*PROBLEM REQUIREMENTS:*
Answer these questions from the passage on the Dox-Ray machine below.
(a) What amount does Mallory change Bob's request to?
(b) Besides public and private keys, what new tool is introduced to solve the problem?
(c) How many sentences does Figure 2-10 show?

── DOCUMENT SECTION

As a man (or in this case, woman) in the middle, Mallory can create all sorts of mischief. For example, not only could she copy the contents of the messages and packages, she could change them. Let’s say Bob asks Alice to send him $10,000 in cash. Since Mallory has intercepted this communication, she could alter the message to say $20,000 instead. When Alice sends the $20,000, Mallory can remove half the money and send the remaining $10,000 to Bob, who will receive exactly what he asked for and no one would be the wiser. Better yet, Mallory could replace the cash with counterfeit bills and pocket everything!

So, how do we solve this problem? We now need to come up with some way for Alice to convince Bob, beyond a shadow of a doubt, that not only was she the only person who could have sent this package but also that the contents of the package have in no way been altered. To solve this problem, we need to not only use our public and private keys, but we need to introduce a new tool called a cryptographic hashing function . (I know... it sounds super technical... just hang with me on this.)

First of all, for simplicity, let’s just talk about sending a document from Alice to Bob. Alice has a set of pages that she needs to send to Bob securely, with complete confidence that no one has altered or intercepted them along the way. What sort of tool would we need here?

Let’s say there exists a document X-ray machine that can effectively merge multiple pages into one. It stacks up all the pages and shoots a magic ray through them all, capturing what is essentially a shadow of all the text on the pages, merged into a single composite “X-ray” image. We’ll call this machine a Dox-Ray machine !

To see how this marvelous Dox-Ray machine works, let’s use a simple example. Figure 2-10 shows five sentences of about the same length.

Now let’s stack these five phrases on top of each other (Figure 2-11).

This is the Dox-Ray image of all five phrases, the merging of all the lines, one on top of the other.

This Dox-Ray image has some very interesting properties. First, it’s completely unique and predictable, based on the input. The one and only way to get this exact X-ray is to use these exact same words, in the exact same order. If you changed, added, or deleted even a single character, the X-ray image would also change.

────
── DATASET ENTRIES

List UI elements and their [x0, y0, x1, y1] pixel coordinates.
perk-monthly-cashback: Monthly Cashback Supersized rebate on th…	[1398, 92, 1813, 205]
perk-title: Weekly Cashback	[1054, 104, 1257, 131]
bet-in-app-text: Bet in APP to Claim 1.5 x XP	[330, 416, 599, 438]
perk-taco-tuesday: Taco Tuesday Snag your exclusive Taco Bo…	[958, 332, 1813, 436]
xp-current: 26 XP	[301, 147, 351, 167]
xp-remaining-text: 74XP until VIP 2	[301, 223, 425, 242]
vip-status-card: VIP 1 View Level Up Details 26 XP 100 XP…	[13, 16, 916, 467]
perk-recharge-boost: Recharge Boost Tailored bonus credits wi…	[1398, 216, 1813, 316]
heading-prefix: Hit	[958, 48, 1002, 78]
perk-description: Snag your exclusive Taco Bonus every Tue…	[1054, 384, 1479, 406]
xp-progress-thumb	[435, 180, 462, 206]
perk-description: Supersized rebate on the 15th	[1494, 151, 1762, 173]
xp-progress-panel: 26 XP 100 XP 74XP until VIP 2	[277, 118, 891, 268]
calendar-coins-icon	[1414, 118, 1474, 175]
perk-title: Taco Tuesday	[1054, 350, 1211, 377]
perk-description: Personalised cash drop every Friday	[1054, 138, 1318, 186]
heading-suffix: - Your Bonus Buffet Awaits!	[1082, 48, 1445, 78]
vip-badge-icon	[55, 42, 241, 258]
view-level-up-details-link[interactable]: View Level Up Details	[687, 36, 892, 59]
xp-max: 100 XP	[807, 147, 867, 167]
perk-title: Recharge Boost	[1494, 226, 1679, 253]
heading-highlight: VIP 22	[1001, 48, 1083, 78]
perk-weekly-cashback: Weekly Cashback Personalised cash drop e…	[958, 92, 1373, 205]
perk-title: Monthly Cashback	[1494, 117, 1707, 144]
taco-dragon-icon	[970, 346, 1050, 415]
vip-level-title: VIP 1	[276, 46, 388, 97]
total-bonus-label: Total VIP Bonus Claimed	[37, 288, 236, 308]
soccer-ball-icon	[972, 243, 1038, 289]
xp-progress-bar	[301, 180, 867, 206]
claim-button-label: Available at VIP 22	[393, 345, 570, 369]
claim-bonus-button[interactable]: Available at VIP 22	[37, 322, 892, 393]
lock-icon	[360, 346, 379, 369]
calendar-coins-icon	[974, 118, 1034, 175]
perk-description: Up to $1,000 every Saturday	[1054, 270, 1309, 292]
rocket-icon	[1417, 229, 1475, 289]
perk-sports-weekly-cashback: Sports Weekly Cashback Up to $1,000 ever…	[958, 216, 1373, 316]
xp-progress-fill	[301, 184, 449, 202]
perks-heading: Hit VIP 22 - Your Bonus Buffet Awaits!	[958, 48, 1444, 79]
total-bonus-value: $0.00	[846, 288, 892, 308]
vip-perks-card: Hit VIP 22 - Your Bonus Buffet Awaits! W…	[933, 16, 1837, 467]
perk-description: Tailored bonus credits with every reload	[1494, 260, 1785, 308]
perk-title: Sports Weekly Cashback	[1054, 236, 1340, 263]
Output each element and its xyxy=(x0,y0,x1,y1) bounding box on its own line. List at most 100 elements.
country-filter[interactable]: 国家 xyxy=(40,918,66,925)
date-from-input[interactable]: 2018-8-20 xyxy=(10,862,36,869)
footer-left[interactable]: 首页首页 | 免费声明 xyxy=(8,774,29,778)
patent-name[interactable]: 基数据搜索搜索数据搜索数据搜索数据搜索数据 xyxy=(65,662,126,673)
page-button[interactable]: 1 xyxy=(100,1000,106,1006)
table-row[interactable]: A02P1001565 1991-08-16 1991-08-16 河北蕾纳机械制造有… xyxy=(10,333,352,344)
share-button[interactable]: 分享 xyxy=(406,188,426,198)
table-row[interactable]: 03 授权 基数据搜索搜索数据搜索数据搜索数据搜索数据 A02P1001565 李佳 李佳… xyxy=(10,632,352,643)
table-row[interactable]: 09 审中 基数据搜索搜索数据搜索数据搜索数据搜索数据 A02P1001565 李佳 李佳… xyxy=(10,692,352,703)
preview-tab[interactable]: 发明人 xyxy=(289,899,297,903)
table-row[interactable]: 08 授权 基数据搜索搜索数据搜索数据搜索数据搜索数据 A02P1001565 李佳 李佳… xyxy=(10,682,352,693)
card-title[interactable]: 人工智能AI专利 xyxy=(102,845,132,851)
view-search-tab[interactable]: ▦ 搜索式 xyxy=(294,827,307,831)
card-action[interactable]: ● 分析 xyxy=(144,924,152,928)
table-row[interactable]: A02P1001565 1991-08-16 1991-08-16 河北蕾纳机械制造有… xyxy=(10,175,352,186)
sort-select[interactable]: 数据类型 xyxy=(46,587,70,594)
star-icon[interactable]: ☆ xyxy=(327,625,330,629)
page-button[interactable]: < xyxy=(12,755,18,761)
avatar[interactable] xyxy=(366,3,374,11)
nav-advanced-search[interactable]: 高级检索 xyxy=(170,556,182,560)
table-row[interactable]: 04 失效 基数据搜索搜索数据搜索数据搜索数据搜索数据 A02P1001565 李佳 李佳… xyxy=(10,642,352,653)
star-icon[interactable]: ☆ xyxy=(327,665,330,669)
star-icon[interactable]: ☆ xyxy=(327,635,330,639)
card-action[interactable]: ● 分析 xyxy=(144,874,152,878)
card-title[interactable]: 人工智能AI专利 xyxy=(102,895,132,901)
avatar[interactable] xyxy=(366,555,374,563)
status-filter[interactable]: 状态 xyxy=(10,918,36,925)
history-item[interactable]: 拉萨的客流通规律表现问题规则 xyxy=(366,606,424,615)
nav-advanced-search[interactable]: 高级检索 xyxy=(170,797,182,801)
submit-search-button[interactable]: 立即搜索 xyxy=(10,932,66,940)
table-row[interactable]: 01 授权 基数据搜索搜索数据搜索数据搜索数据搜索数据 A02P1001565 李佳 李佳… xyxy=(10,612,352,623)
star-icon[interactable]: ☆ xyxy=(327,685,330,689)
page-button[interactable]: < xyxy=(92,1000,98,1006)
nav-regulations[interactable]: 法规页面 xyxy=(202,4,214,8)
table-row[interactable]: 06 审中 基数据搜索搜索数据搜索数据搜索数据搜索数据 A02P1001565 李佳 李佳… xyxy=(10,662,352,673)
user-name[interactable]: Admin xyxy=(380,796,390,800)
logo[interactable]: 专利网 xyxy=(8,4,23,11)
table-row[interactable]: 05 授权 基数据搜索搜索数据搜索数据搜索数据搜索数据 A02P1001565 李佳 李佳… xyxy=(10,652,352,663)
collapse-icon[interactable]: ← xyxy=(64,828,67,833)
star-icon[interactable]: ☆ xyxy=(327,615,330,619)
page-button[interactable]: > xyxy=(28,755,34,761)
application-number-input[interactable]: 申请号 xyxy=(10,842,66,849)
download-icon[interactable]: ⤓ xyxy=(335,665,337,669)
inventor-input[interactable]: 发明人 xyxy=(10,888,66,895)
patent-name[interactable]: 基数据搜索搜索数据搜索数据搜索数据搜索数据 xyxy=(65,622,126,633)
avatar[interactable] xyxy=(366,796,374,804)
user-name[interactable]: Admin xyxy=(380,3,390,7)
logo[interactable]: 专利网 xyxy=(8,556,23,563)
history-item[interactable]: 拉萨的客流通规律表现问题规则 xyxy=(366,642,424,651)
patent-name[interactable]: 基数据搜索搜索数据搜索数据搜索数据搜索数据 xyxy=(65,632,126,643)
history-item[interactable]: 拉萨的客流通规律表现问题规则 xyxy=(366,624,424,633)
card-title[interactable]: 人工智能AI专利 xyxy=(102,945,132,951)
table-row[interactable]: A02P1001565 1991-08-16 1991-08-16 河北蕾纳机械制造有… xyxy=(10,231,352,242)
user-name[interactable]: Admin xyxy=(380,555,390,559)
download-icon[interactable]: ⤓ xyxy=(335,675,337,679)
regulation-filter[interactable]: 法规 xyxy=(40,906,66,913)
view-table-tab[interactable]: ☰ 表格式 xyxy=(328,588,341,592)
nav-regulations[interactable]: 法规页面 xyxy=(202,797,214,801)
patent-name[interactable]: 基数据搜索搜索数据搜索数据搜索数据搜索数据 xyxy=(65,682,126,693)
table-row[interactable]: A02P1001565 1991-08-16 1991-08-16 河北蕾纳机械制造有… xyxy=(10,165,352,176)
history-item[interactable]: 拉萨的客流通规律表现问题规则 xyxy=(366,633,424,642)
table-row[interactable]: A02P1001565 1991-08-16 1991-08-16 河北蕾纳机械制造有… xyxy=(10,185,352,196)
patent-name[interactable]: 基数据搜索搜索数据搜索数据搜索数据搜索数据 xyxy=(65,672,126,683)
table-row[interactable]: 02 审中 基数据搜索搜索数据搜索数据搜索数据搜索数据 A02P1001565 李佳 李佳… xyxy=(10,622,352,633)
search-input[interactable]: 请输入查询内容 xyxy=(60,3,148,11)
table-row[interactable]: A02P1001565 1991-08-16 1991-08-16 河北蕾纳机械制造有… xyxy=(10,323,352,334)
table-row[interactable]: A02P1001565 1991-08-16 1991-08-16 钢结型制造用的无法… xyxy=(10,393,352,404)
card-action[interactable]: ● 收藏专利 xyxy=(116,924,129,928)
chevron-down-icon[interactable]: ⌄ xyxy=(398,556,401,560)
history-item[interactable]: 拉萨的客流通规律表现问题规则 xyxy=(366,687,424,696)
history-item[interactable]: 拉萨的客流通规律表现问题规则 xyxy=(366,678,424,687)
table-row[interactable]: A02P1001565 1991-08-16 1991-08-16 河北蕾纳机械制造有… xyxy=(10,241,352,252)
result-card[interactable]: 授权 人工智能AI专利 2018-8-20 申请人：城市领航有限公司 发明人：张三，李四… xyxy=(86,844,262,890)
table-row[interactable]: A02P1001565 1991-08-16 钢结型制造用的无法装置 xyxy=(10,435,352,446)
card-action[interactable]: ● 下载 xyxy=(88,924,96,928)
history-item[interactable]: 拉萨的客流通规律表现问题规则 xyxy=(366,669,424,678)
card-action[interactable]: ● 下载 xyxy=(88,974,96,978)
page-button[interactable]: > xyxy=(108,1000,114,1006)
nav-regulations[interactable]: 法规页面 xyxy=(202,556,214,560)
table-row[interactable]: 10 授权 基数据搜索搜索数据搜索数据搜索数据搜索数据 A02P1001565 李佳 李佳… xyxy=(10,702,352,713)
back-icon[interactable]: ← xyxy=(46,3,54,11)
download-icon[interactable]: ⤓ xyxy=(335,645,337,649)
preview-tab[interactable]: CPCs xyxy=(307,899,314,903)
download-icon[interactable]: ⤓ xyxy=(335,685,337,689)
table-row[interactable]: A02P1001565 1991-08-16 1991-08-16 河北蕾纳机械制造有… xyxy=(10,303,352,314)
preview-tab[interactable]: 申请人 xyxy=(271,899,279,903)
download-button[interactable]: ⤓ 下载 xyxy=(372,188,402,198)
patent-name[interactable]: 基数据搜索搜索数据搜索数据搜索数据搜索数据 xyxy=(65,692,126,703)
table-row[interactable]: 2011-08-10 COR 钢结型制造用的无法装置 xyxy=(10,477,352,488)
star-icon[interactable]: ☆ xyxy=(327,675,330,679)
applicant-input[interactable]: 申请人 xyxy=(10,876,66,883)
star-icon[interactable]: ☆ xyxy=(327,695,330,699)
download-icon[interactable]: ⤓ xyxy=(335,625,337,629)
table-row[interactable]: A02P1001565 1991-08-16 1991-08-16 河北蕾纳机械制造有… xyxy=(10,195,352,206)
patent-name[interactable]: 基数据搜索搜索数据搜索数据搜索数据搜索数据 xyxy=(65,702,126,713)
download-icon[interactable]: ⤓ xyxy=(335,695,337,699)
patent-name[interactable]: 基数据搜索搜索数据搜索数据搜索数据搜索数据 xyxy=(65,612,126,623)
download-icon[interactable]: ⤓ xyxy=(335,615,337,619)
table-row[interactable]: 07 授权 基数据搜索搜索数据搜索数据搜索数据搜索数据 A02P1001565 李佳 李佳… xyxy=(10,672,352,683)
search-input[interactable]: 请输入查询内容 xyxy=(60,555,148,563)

────

*RESPONSE TO THE EXERCISE:*
(a) $20,000
(b) A cryptographic hashing function
(c) Five